--- Start Document passage ---
Latest news about Bitcoin and all cryptocurrencies. Your daily crypto news habit.
Bitcoin
The one and only, the first and most famous cryptocurrency. Bitcoin serves as a digital gold standard in the whole cryptocurrency-industry, is used as a global means of payment and is the de-facto currency of cyber-crime like darknet markets or ransomware. After seven years in existence, Bitcoin‘s price has increased from zero to more than 650 Dollar, and its transaction volume reached more than 200.000 daily transactions.
There is not much more to say: Bitcoin is here to stay.
Ethereum
The brainchild of young crypto-genius Vitalik Buterin has ascended to the second place in the hierarchy of cryptocurrencies. Other than Bitcoin its blockchain does not only validate a set of accounts and balances but of so-called states. This means that Ethereum can not only process transactions but complex contracts and programs.
This flexibility makes Ethereum the perfect instrument for blockchain -application. But it comes at a cost. After the Hack of the DAO — an Ethereum based smart contract — the developers decided to do a hard fork without consensus, which resulted in the emerge of Ethereum Classics. Besides this, there are several clones of Ethereum, and Ethereum itself is a host of several tokens like DigixDAO and Augur. This makes Ethereum more a family of cryptocurrencies than a single currency.
Ripple
Maybe the less popular — or most hated — project in the cryptocurrency community is Ripple. While Ripple has a native cryptocurrency — XRP — it is more about a network to process IOUs than the cryptocurrency itself. XRP, the currency, doesn‘t serve as a medium to store and exchange value, but more as a token to protect the network against spam.
Ripple Labs created every XRP-token, the company running the Ripple network, and is distributed by them on will. For this reason, Ripple is often called pre-mined in the community and dissed as no real cryptocurrency, and XRP is not considered as a good store of value.
Banks, however, seem to like Ripple. At least they adopt the system with an increasing pace.
Litecoin
Litecoin was one of the first cryptocurrencies after Bitcoin and tagged as the silver to the digital gold bitcoin. Faster than bitcoin, with a larger amount of token and a new mining algorithm, Litecoin was a real innovation, perfectly tailored to be the smaller brother of bitcoin. “It facilitated the emerge of several other cryptocurrencies which used its codebase but made it, even more, lighter“. Examples are Dogecoin or Feathercoin.
While Litecoin failed to find a real use case and lost its second place after bitcoin, it is still actively developed and traded and is hoarded as a backup if Bitcoin fails.
Monero
Monero is the most prominent example of the cryptonite algorithm. This algorithm was invented to add the privacy features Bitcoin is missing. If you use Bitcoin, every transaction is documented in the blockchain and the trail of transactions can be followed. With the introduction of a concept called ring-signatures, the cryptonite algorithm was able to cut through that trail.
The first implementation of cryptonite, Bytecoin, was heavily premined and thus rejected by the community. Monero was the first non-premined clone of bytecoin and raised a lot of awareness. There are several other incarnations of cryptonote with their own little improvements, but none of it did ever achieve the same popularity as Monero.
--- End Document passage ---
- Set task 1
Copy the listing lines without any change, starting at the line containing "Text: 01-MAR-2022: 01-MAR-2022" and running through the last line of the listing, both ends included.
--- Start Material to process ---
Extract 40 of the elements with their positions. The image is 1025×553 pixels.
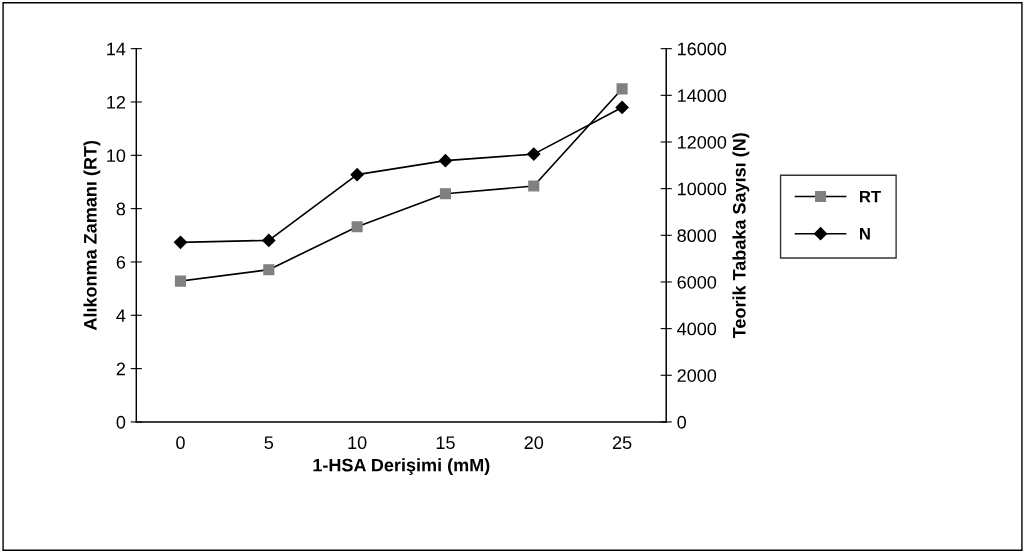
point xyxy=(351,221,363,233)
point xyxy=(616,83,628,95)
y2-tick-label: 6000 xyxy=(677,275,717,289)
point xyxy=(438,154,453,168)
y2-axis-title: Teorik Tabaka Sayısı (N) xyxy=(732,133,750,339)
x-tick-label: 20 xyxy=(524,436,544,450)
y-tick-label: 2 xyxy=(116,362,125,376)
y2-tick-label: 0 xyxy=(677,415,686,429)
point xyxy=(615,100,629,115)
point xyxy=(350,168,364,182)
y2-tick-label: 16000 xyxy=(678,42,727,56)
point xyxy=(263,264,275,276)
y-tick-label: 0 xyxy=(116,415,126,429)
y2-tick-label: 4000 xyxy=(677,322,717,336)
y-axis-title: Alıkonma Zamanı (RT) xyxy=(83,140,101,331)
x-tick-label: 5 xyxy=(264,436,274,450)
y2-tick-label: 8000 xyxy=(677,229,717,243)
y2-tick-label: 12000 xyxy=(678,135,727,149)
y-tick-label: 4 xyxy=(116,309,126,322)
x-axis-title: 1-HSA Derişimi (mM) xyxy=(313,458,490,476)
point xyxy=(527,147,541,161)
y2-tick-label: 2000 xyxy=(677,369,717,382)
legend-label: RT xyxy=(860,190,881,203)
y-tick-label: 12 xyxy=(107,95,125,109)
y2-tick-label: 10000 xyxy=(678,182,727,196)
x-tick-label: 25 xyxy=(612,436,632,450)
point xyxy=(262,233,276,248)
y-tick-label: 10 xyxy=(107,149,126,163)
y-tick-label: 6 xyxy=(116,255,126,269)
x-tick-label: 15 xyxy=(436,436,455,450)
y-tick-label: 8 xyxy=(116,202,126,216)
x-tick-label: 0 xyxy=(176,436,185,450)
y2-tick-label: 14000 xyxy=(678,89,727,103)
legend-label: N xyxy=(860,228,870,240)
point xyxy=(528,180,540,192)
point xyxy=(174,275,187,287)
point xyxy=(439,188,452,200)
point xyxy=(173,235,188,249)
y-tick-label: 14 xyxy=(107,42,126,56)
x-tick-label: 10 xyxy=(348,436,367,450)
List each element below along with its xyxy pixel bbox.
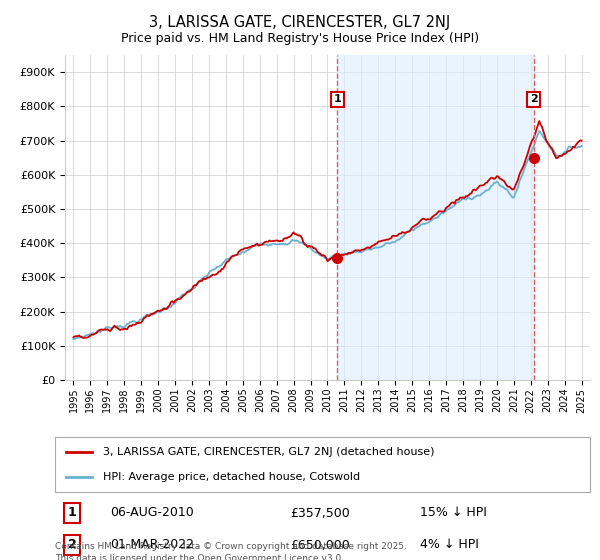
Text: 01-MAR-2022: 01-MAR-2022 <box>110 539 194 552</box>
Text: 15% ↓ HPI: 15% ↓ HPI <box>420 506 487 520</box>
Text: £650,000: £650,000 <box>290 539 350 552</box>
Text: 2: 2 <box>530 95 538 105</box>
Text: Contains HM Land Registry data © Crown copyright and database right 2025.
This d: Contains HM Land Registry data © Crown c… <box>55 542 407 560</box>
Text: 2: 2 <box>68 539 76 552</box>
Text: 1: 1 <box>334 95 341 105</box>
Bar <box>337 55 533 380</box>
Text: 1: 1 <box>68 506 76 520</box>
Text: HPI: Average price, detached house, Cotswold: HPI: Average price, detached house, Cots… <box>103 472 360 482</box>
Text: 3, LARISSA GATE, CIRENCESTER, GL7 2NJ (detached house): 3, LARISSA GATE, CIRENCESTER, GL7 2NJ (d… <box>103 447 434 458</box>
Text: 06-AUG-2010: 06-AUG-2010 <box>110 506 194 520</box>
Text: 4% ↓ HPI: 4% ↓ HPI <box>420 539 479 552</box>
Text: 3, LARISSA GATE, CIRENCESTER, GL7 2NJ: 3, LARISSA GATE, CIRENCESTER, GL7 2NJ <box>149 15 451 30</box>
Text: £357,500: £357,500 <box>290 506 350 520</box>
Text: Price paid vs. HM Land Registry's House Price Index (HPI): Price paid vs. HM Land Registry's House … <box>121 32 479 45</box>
--- End Material to process ---
- Set task 2
Continue the overview of cryptocurrencies from where it stops.

- Exercise result 1
Text: 01-MAR-2022: 01-MAR-2022 <box>110 539 194 552</box>
Text: 15% ↓ HPI: 15% ↓ HPI <box>420 506 487 520</box>
Text: £650,000: £650,000 <box>290 539 350 552</box>
Text: 2: 2 <box>530 95 538 105</box>
Text: Contains HM Land Registry data © Crown copyright and database right 2025.
This d: Contains HM Land Registry data © Crown c… <box>55 542 407 560</box>
Text: 2: 2 <box>68 539 76 552</box>
Text: 1: 1 <box>334 95 341 105</box>
Bar <box>337 55 533 380</box>
Text: 1: 1 <box>68 506 76 520</box>
Text: HPI: Average price, detached house, Cotswold: HPI: Average price, detached house, Cots… <box>103 472 360 482</box>
Text: 3, LARISSA GATE, CIRENCESTER, GL7 2NJ (detached house): 3, LARISSA GATE, CIRENCESTER, GL7 2NJ (d… <box>103 447 434 458</box>
Text: 06-AUG-2010: 06-AUG-2010 <box>110 506 194 520</box>
Text: 4% ↓ HPI: 4% ↓ HPI <box>420 539 479 552</box>
Text: 3, LARISSA GATE, CIRENCESTER, GL7 2NJ: 3, LARISSA GATE, CIRENCESTER, GL7 2NJ <box>149 15 451 30</box>
Text: £357,500: £357,500 <box>290 506 350 520</box>
Text: Price paid vs. HM Land Registry's House Price Index (HPI): Price paid vs. HM Land Registry's House … <box>121 32 479 45</box>

- Exercise result 2
Monero’s popularity peaked in summer 2016 when some darknetmarkets decided to accept it as a currency. This resulted in a steady increase in the price, while the actual usage of Monero seems to remain disappointingly small.
Besides those, there are hundreds of cryptocurrencies of several families. Most of them are nothing more than attempts to reach investors and quickly make money, but a lot of them promise playgrounds to test innovations in cryptocurrency-technology.
What is the future of Cryptocurrency?
The market of cryptocurrencies is fast and wild. Nearly every day new cryptocurrencies emerge, old die, early adopters get wealthy and investors lose money. Every cryptocurrency comes with a promise, mostly a big story to turn the world around. Few survive the first months, and most are pumped and dumped by speculators and live on as zombie coins until the last bagholder loses hope ever to see a return on his investment.
“In 2 years from now, I believe cryptocurrencies will be gaining legitimacy as a protocol for business transactions, micropayments, and overtaking Western Union as the preferred remittance tool. Regarding business transactions — you’ll see two paths: There will be financial businesses which use it for it’s no fee, nearly-instant ability to move any amount of money around, and there will be those that utilize it for its blockchain technology. Blockchain technology provides the largest benefit with trustless auditing, single source of truth, smart contracts, and color coins.”
– Cody Littlewood, and I’m the founder and CEO of Codelitt
Markets are dirty. But this doesn‘t change the fact that cryptocurrencies are here to stay — and here to change the world. This is already happening. People all over the world buy Bitcoin to protect themselves against the devaluation of their national currency. Mostly in Asia, a vivid market for Bitcoin remittance has emerged, and the Bitcoin using darknets of cybercrime are flourishing. More and more companies discover the power of Smart Contracts or token on Ethereum, the first real-world application of blockchain technologies emerge.
The revolution is already happening. Institutional investors start to buy cryptocurrencies. Banks and governments realize that this invention has the potential to draw their control away. Cryptocurrencies change the world. Step by step. You can either stand beside and observe — or you can become part of history in the making.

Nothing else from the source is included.